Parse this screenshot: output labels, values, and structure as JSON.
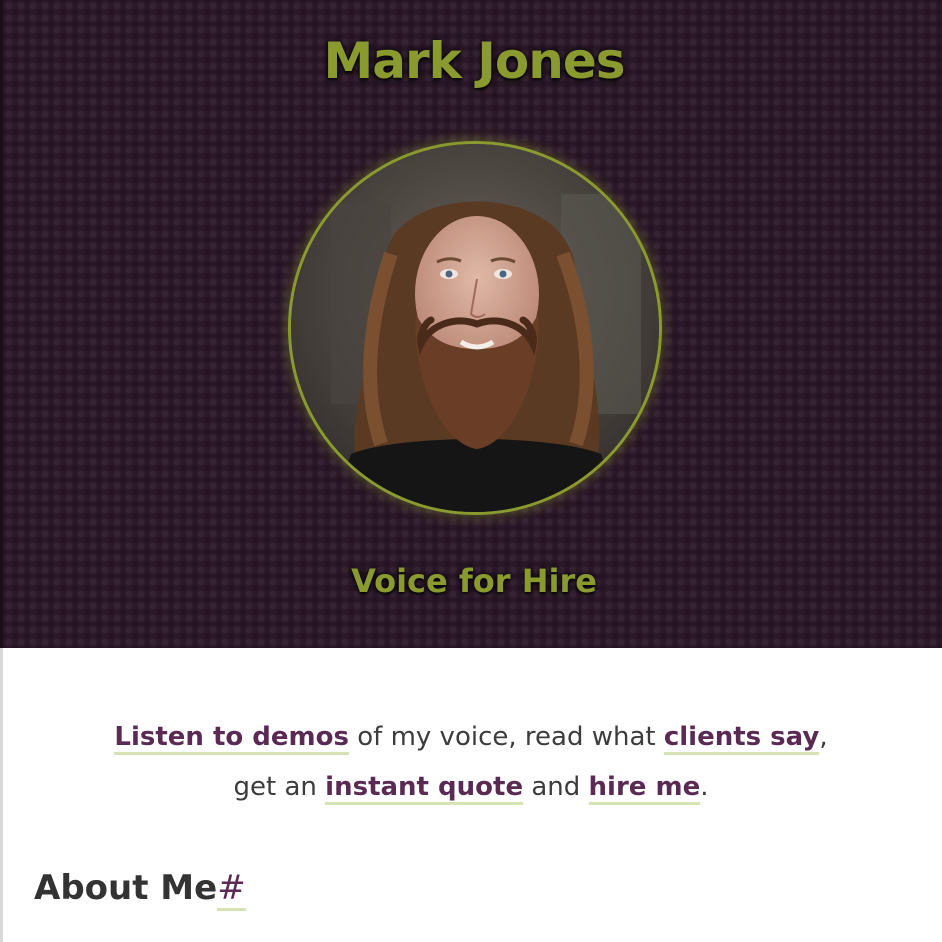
{
  "header": {
    "title": "Mark Jones",
    "subtitle": "Voice for Hire",
    "portrait_alt": "Mark Jones portrait"
  },
  "intro": {
    "link_demos": "Listen to demos",
    "text_1": " of my voice, read what ",
    "link_clients": "clients say",
    "text_2": ",",
    "text_3": "get an ",
    "link_quote": "instant quote",
    "text_4": " and ",
    "link_hire": "hire me",
    "text_5": "."
  },
  "about": {
    "heading": "About Me",
    "anchor": "#"
  },
  "colors": {
    "header_bg": "#2a1728",
    "accent_green": "#8a9a2e",
    "link_purple": "#5a2a55",
    "link_underline": "#d4e2b4"
  }
}
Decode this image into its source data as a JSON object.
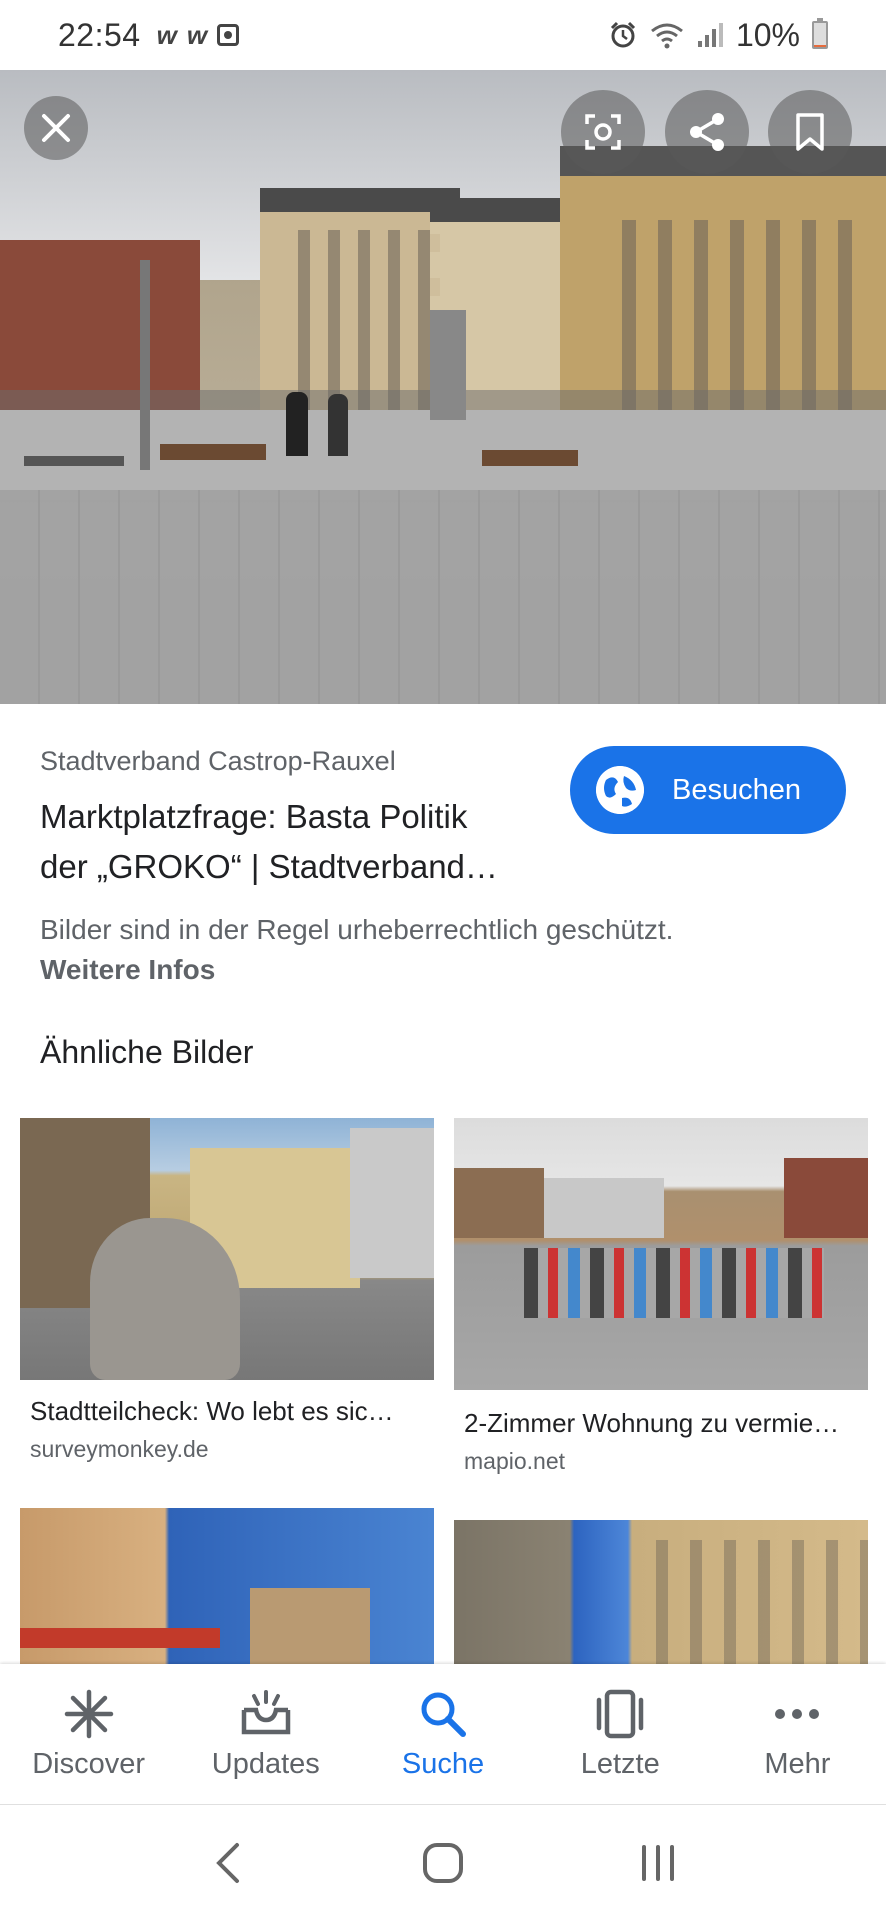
- - - - - - -
* [STATED GOAL]: Without the pictures, repeat all the records word for word.

* [RESPONSE TO THE TASK]:
Parse this screenshot: output labels, values, and structure as JSON.
{
  "header": {
    "title": "Mark Jones",
    "subtitle": "Voice for Hire",
    "portrait_alt": "Mark Jones portrait"
  },
  "intro": {
    "link_demos": "Listen to demos",
    "text_1": " of my voice, read what ",
    "link_clients": "clients say",
    "text_2": ",",
    "text_3": "get an ",
    "link_quote": "instant quote",
    "text_4": " and ",
    "link_hire": "hire me",
    "text_5": "."
  },
  "about": {
    "heading": "About Me",
    "anchor": "#"
  },
  "colors": {
    "header_bg": "#2a1728",
    "accent_green": "#8a9a2e",
    "link_purple": "#5a2a55",
    "link_underline": "#d4e2b4"
  }
}
Decode this image into its source data as a JSON object.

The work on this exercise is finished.